§ WHAT IS BEING ASKED
Restate the listing below word for word, omitting any images.

§ DATA SUPPLIED
-------

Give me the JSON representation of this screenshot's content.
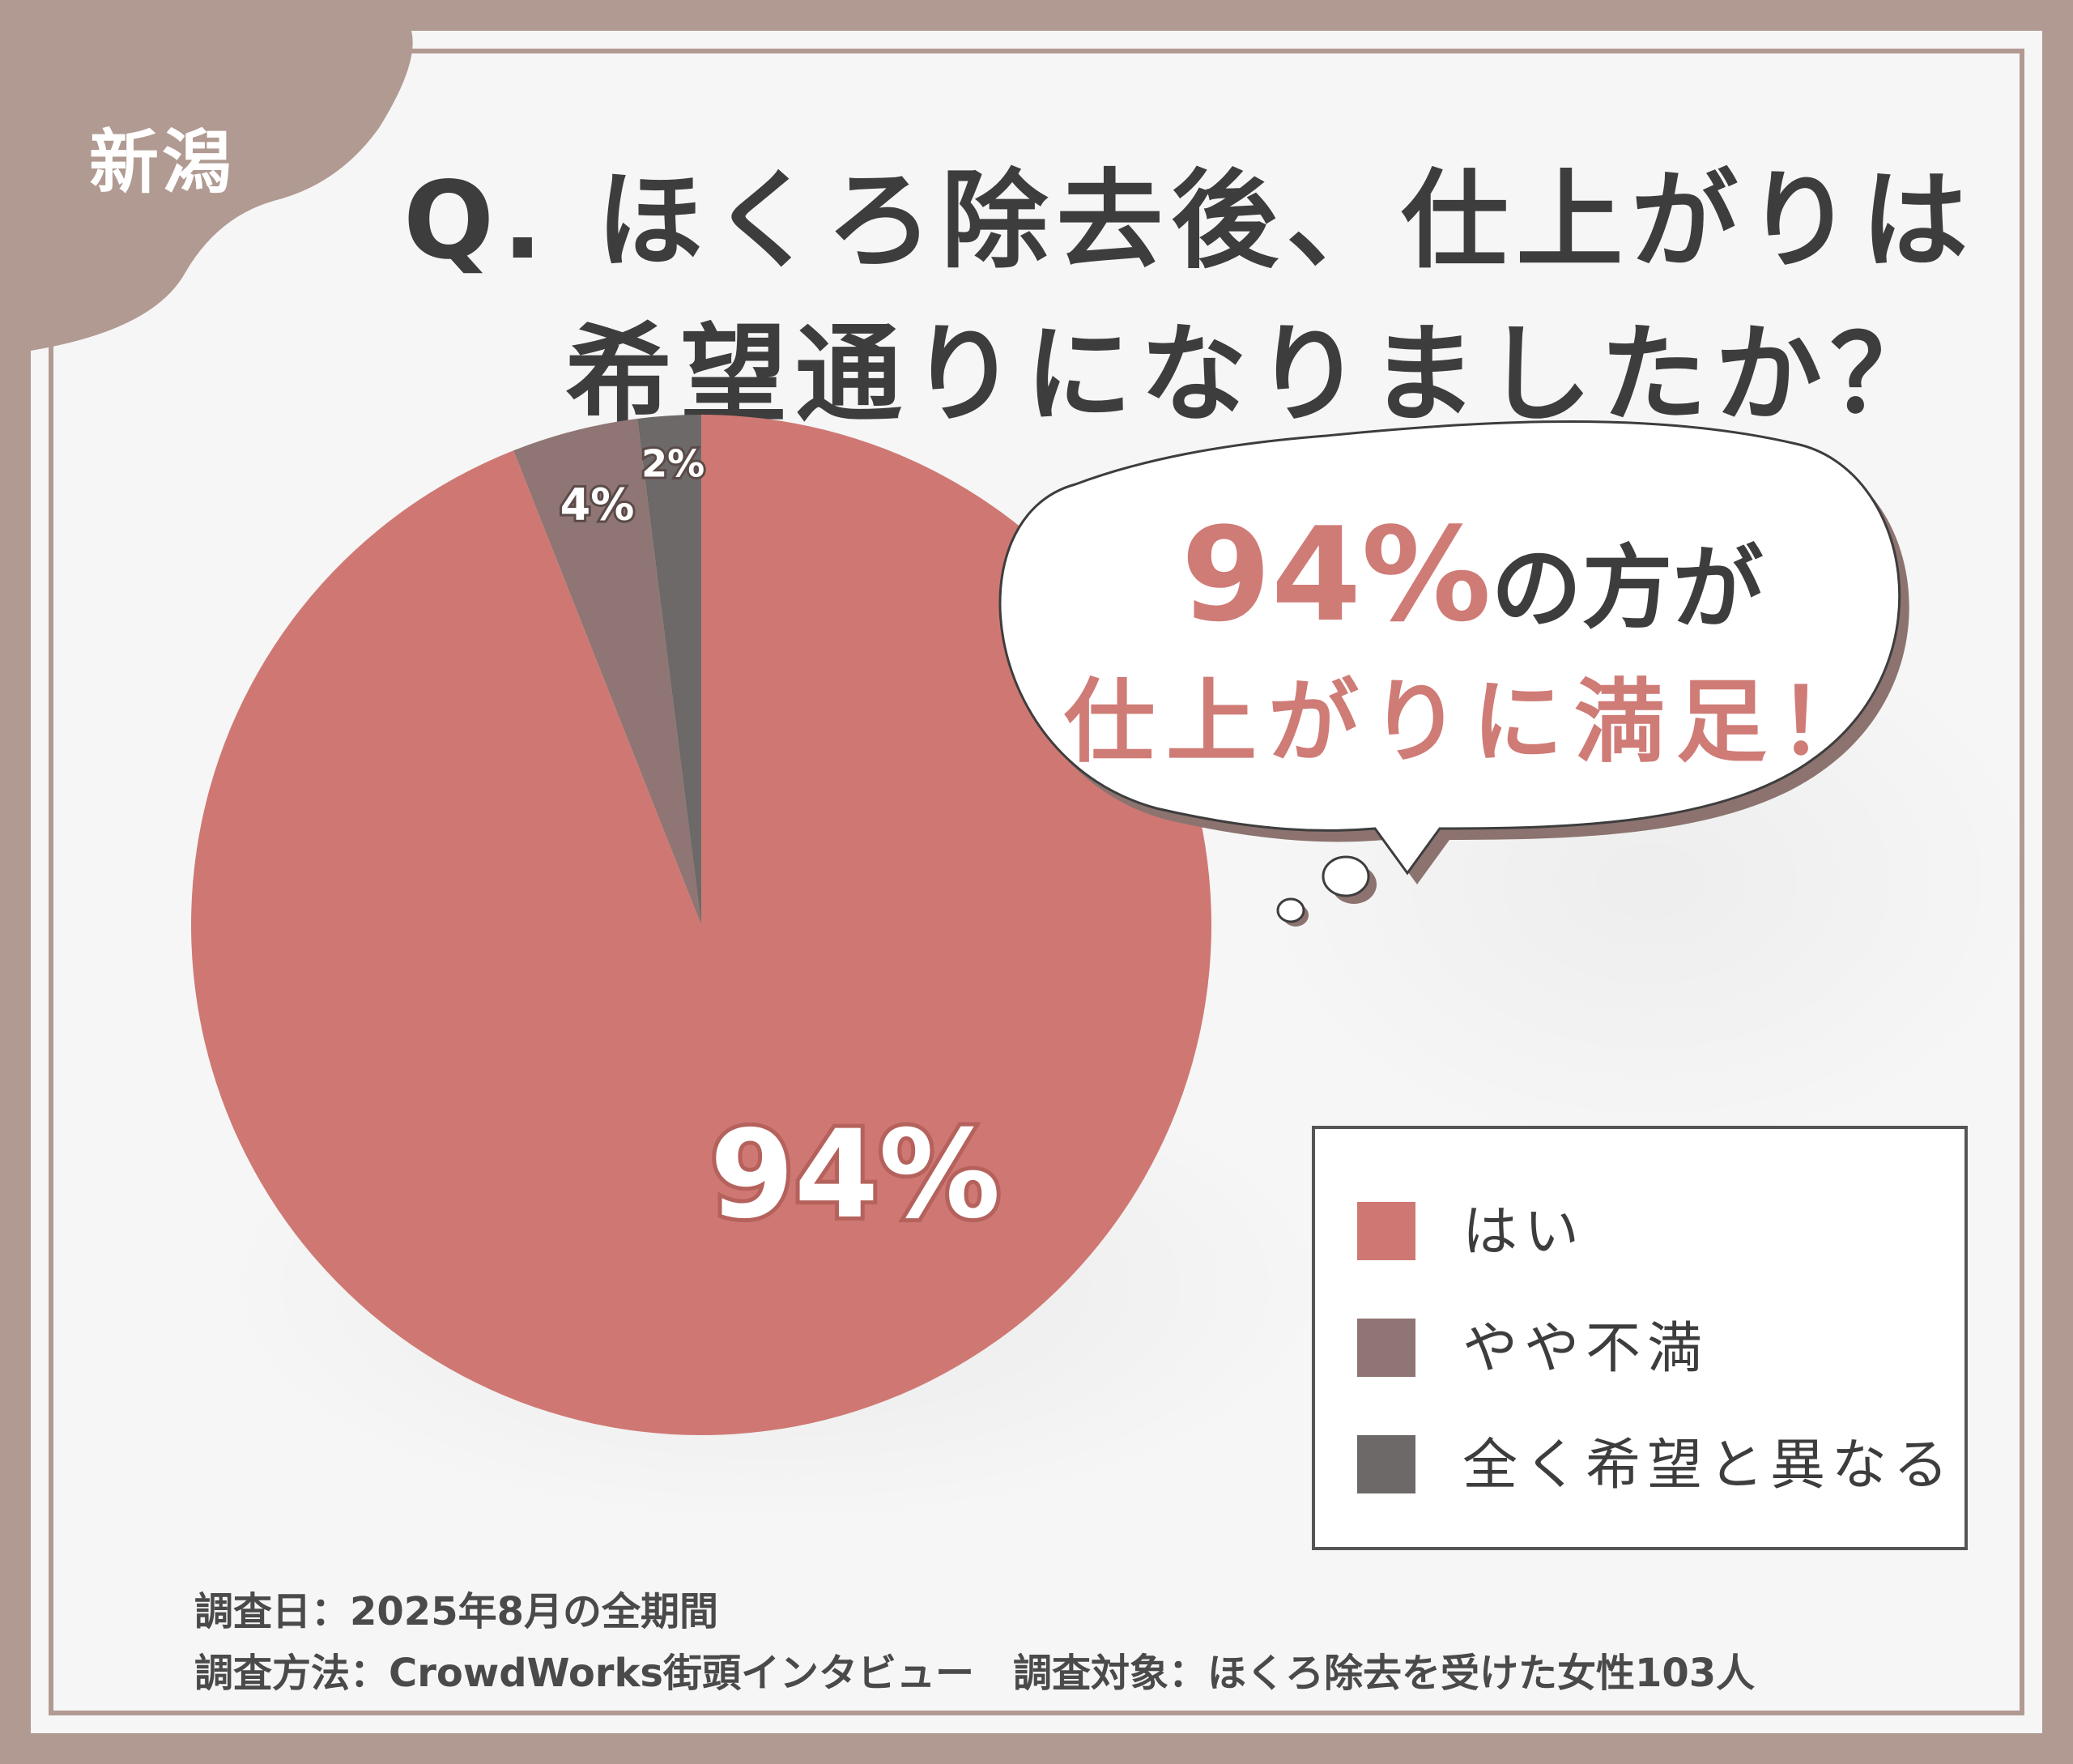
{
  "region": "新潟",
  "title": {
    "line1": "Q. ほくろ除去後、仕上がりは",
    "line2": "希望通りになりましたか？"
  },
  "bubble": {
    "percent": "94%",
    "line1_suffix": "の方が",
    "line2": "仕上がりに満足！"
  },
  "chart_data": {
    "type": "pie",
    "categories": [
      "はい",
      "やや不満",
      "全く希望と異なる"
    ],
    "values": [
      94,
      4,
      2
    ],
    "data_labels": [
      "94%",
      "4%",
      "2%"
    ],
    "colors": [
      "#cf7873",
      "#8f7573",
      "#6e6969"
    ],
    "legend_position": "right"
  },
  "footer": {
    "line1": "調査日：2025年8月の全期間",
    "line2": "調査方法：CrowdWorks街頭インタビュー　調査対象：ほくろ除去を受けた女性103人"
  }
}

-------

§ SOLUTION FOR THIS EXERCISE
Give me the JSON representation of this screenshot's content.
{
  "region": "新潟",
  "title": {
    "line1": "Q. ほくろ除去後、仕上がりは",
    "line2": "希望通りになりましたか？"
  },
  "bubble": {
    "percent": "94%",
    "line1_suffix": "の方が",
    "line2": "仕上がりに満足！"
  },
  "chart_data": {
    "type": "pie",
    "categories": [
      "はい",
      "やや不満",
      "全く希望と異なる"
    ],
    "values": [
      94,
      4,
      2
    ],
    "data_labels": [
      "94%",
      "4%",
      "2%"
    ],
    "colors": [
      "#cf7873",
      "#8f7573",
      "#6e6969"
    ],
    "legend_position": "right"
  },
  "footer": {
    "line1": "調査日：2025年8月の全期間",
    "line2": "調査方法：CrowdWorks街頭インタビュー　調査対象：ほくろ除去を受けた女性103人"
  }
}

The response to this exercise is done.